++++ Record set ++++

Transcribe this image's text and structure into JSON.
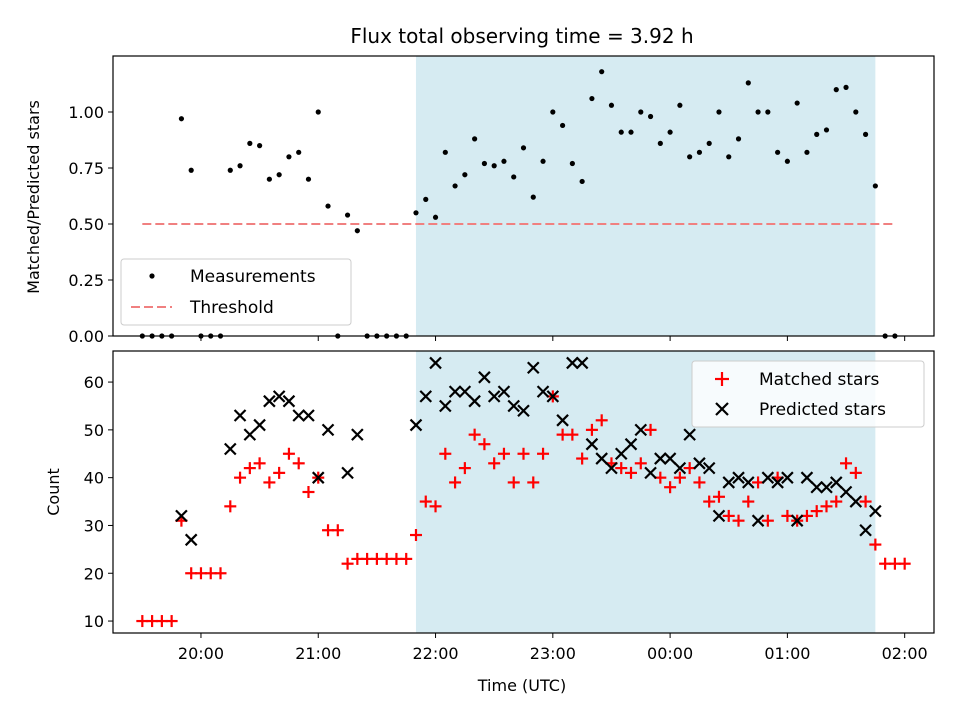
{
  "figure": {
    "title": "Flux total observing time = 3.92 h"
  },
  "chart_data": [
    {
      "type": "scatter",
      "title": "Flux total observing time = 3.92 h",
      "xlabel": "",
      "ylabel": "Matched/Predicted stars",
      "xlim": [
        "19:15",
        "02:15"
      ],
      "ylim": [
        0.0,
        1.25
      ],
      "yticks": [
        "0.00",
        "0.25",
        "0.50",
        "0.75",
        "1.00"
      ],
      "ytick_values": [
        0.0,
        0.25,
        0.5,
        0.75,
        1.0
      ],
      "shaded_interval": {
        "start": "21:50",
        "end": "01:45",
        "color": "#add8e6"
      },
      "legend": {
        "placement": "lower-left",
        "entries": [
          "Measurements",
          "Threshold"
        ]
      },
      "threshold": {
        "name": "Threshold",
        "value": 0.5,
        "x_start": "19:30",
        "x_end": "01:55",
        "color": "#f08080",
        "style": "dashed"
      },
      "series": [
        {
          "name": "Measurements",
          "color": "#000000",
          "marker": "dot",
          "points": [
            [
              "19:30",
              0.0
            ],
            [
              "19:35",
              0.0
            ],
            [
              "19:40",
              0.0
            ],
            [
              "19:45",
              0.0
            ],
            [
              "19:50",
              0.97
            ],
            [
              "19:55",
              0.74
            ],
            [
              "20:00",
              0.0
            ],
            [
              "20:05",
              0.0
            ],
            [
              "20:10",
              0.0
            ],
            [
              "20:15",
              0.74
            ],
            [
              "20:20",
              0.76
            ],
            [
              "20:25",
              0.86
            ],
            [
              "20:30",
              0.85
            ],
            [
              "20:35",
              0.7
            ],
            [
              "20:40",
              0.72
            ],
            [
              "20:45",
              0.8
            ],
            [
              "20:50",
              0.82
            ],
            [
              "20:55",
              0.7
            ],
            [
              "21:00",
              1.0
            ],
            [
              "21:05",
              0.58
            ],
            [
              "21:10",
              0.0
            ],
            [
              "21:15",
              0.54
            ],
            [
              "21:20",
              0.47
            ],
            [
              "21:25",
              0.0
            ],
            [
              "21:30",
              0.0
            ],
            [
              "21:35",
              0.0
            ],
            [
              "21:40",
              0.0
            ],
            [
              "21:45",
              0.0
            ],
            [
              "21:50",
              0.55
            ],
            [
              "21:55",
              0.61
            ],
            [
              "22:00",
              0.53
            ],
            [
              "22:05",
              0.82
            ],
            [
              "22:10",
              0.67
            ],
            [
              "22:15",
              0.72
            ],
            [
              "22:20",
              0.88
            ],
            [
              "22:25",
              0.77
            ],
            [
              "22:30",
              0.76
            ],
            [
              "22:35",
              0.78
            ],
            [
              "22:40",
              0.71
            ],
            [
              "22:45",
              0.84
            ],
            [
              "22:50",
              0.62
            ],
            [
              "22:55",
              0.78
            ],
            [
              "23:00",
              1.0
            ],
            [
              "23:05",
              0.94
            ],
            [
              "23:10",
              0.77
            ],
            [
              "23:15",
              0.69
            ],
            [
              "23:20",
              1.06
            ],
            [
              "23:25",
              1.18
            ],
            [
              "23:30",
              1.03
            ],
            [
              "23:35",
              0.91
            ],
            [
              "23:40",
              0.91
            ],
            [
              "23:45",
              1.0
            ],
            [
              "23:50",
              0.98
            ],
            [
              "23:55",
              0.86
            ],
            [
              "00:00",
              0.91
            ],
            [
              "00:05",
              1.03
            ],
            [
              "00:10",
              0.8
            ],
            [
              "00:15",
              0.82
            ],
            [
              "00:20",
              0.86
            ],
            [
              "00:25",
              1.0
            ],
            [
              "00:30",
              0.8
            ],
            [
              "00:35",
              0.88
            ],
            [
              "00:40",
              1.13
            ],
            [
              "00:45",
              1.0
            ],
            [
              "00:50",
              1.0
            ],
            [
              "00:55",
              0.82
            ],
            [
              "01:00",
              0.78
            ],
            [
              "01:05",
              1.04
            ],
            [
              "01:10",
              0.82
            ],
            [
              "01:15",
              0.9
            ],
            [
              "01:20",
              0.92
            ],
            [
              "01:25",
              1.1
            ],
            [
              "01:30",
              1.11
            ],
            [
              "01:35",
              1.0
            ],
            [
              "01:40",
              0.9
            ],
            [
              "01:45",
              0.67
            ],
            [
              "01:50",
              0.0
            ],
            [
              "01:55",
              0.0
            ]
          ]
        }
      ]
    },
    {
      "type": "scatter",
      "title": "",
      "xlabel": "Time (UTC)",
      "ylabel": "Count",
      "xlim": [
        "19:15",
        "02:15"
      ],
      "ylim": [
        7.5,
        66.5
      ],
      "xticks": [
        "20:00",
        "21:00",
        "22:00",
        "23:00",
        "00:00",
        "01:00",
        "02:00"
      ],
      "yticks": [
        "10",
        "20",
        "30",
        "40",
        "50",
        "60"
      ],
      "ytick_values": [
        10,
        20,
        30,
        40,
        50,
        60
      ],
      "shaded_interval": {
        "start": "21:50",
        "end": "01:45",
        "color": "#add8e6"
      },
      "legend": {
        "placement": "top-right",
        "entries": [
          "Matched stars",
          "Predicted stars"
        ]
      },
      "series": [
        {
          "name": "Matched stars",
          "color": "#ff0000",
          "marker": "plus",
          "points": [
            [
              "19:30",
              10
            ],
            [
              "19:35",
              10
            ],
            [
              "19:40",
              10
            ],
            [
              "19:45",
              10
            ],
            [
              "19:50",
              31
            ],
            [
              "19:55",
              20
            ],
            [
              "20:00",
              20
            ],
            [
              "20:05",
              20
            ],
            [
              "20:10",
              20
            ],
            [
              "20:15",
              34
            ],
            [
              "20:20",
              40
            ],
            [
              "20:25",
              42
            ],
            [
              "20:30",
              43
            ],
            [
              "20:35",
              39
            ],
            [
              "20:40",
              41
            ],
            [
              "20:45",
              45
            ],
            [
              "20:50",
              43
            ],
            [
              "20:55",
              37
            ],
            [
              "21:00",
              40
            ],
            [
              "21:05",
              29
            ],
            [
              "21:10",
              29
            ],
            [
              "21:15",
              22
            ],
            [
              "21:20",
              23
            ],
            [
              "21:25",
              23
            ],
            [
              "21:30",
              23
            ],
            [
              "21:35",
              23
            ],
            [
              "21:40",
              23
            ],
            [
              "21:45",
              23
            ],
            [
              "21:50",
              28
            ],
            [
              "21:55",
              35
            ],
            [
              "22:00",
              34
            ],
            [
              "22:05",
              45
            ],
            [
              "22:10",
              39
            ],
            [
              "22:15",
              42
            ],
            [
              "22:20",
              49
            ],
            [
              "22:25",
              47
            ],
            [
              "22:30",
              43
            ],
            [
              "22:35",
              45
            ],
            [
              "22:40",
              39
            ],
            [
              "22:45",
              45
            ],
            [
              "22:50",
              39
            ],
            [
              "22:55",
              45
            ],
            [
              "23:00",
              57
            ],
            [
              "23:05",
              49
            ],
            [
              "23:10",
              49
            ],
            [
              "23:15",
              44
            ],
            [
              "23:20",
              50
            ],
            [
              "23:25",
              52
            ],
            [
              "23:30",
              43
            ],
            [
              "23:35",
              42
            ],
            [
              "23:40",
              41
            ],
            [
              "23:45",
              43
            ],
            [
              "23:50",
              50
            ],
            [
              "23:55",
              40
            ],
            [
              "00:00",
              38
            ],
            [
              "00:05",
              40
            ],
            [
              "00:10",
              42
            ],
            [
              "00:15",
              39
            ],
            [
              "00:20",
              35
            ],
            [
              "00:25",
              36
            ],
            [
              "00:30",
              32
            ],
            [
              "00:35",
              31
            ],
            [
              "00:40",
              35
            ],
            [
              "00:45",
              39
            ],
            [
              "00:50",
              31
            ],
            [
              "00:55",
              40
            ],
            [
              "01:00",
              32
            ],
            [
              "01:05",
              31
            ],
            [
              "01:10",
              32
            ],
            [
              "01:15",
              33
            ],
            [
              "01:20",
              34
            ],
            [
              "01:25",
              35
            ],
            [
              "01:30",
              43
            ],
            [
              "01:35",
              41
            ],
            [
              "01:40",
              35
            ],
            [
              "01:45",
              26
            ],
            [
              "01:50",
              22
            ],
            [
              "01:55",
              22
            ],
            [
              "02:00",
              22
            ]
          ]
        },
        {
          "name": "Predicted stars",
          "color": "#000000",
          "marker": "x",
          "points": [
            [
              "19:50",
              32
            ],
            [
              "19:55",
              27
            ],
            [
              "20:15",
              46
            ],
            [
              "20:20",
              53
            ],
            [
              "20:25",
              49
            ],
            [
              "20:30",
              51
            ],
            [
              "20:35",
              56
            ],
            [
              "20:40",
              57
            ],
            [
              "20:45",
              56
            ],
            [
              "20:50",
              53
            ],
            [
              "20:55",
              53
            ],
            [
              "21:00",
              40
            ],
            [
              "21:05",
              50
            ],
            [
              "21:15",
              41
            ],
            [
              "21:20",
              49
            ],
            [
              "21:50",
              51
            ],
            [
              "21:55",
              57
            ],
            [
              "22:00",
              64
            ],
            [
              "22:05",
              55
            ],
            [
              "22:10",
              58
            ],
            [
              "22:15",
              58
            ],
            [
              "22:20",
              56
            ],
            [
              "22:25",
              61
            ],
            [
              "22:30",
              57
            ],
            [
              "22:35",
              58
            ],
            [
              "22:40",
              55
            ],
            [
              "22:45",
              54
            ],
            [
              "22:50",
              63
            ],
            [
              "22:55",
              58
            ],
            [
              "23:00",
              57
            ],
            [
              "23:05",
              52
            ],
            [
              "23:10",
              64
            ],
            [
              "23:15",
              64
            ],
            [
              "23:20",
              47
            ],
            [
              "23:25",
              44
            ],
            [
              "23:30",
              42
            ],
            [
              "23:35",
              45
            ],
            [
              "23:40",
              47
            ],
            [
              "23:45",
              50
            ],
            [
              "23:50",
              41
            ],
            [
              "23:55",
              44
            ],
            [
              "00:00",
              44
            ],
            [
              "00:05",
              42
            ],
            [
              "00:10",
              49
            ],
            [
              "00:15",
              43
            ],
            [
              "00:20",
              42
            ],
            [
              "00:25",
              32
            ],
            [
              "00:30",
              39
            ],
            [
              "00:35",
              40
            ],
            [
              "00:40",
              39
            ],
            [
              "00:45",
              31
            ],
            [
              "00:50",
              40
            ],
            [
              "00:55",
              39
            ],
            [
              "01:00",
              40
            ],
            [
              "01:05",
              31
            ],
            [
              "01:10",
              40
            ],
            [
              "01:15",
              38
            ],
            [
              "01:20",
              38
            ],
            [
              "01:25",
              39
            ],
            [
              "01:30",
              37
            ],
            [
              "01:35",
              35
            ],
            [
              "01:40",
              29
            ],
            [
              "01:45",
              33
            ]
          ]
        }
      ]
    }
  ]
}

++++

* Stated goal:
Pull out all lines from the entries above that include the word "observing".

* Exercise solution:
    "title": "Flux total observing time = 3.92 h"
      "title": "Flux total observing time = 3.92 h",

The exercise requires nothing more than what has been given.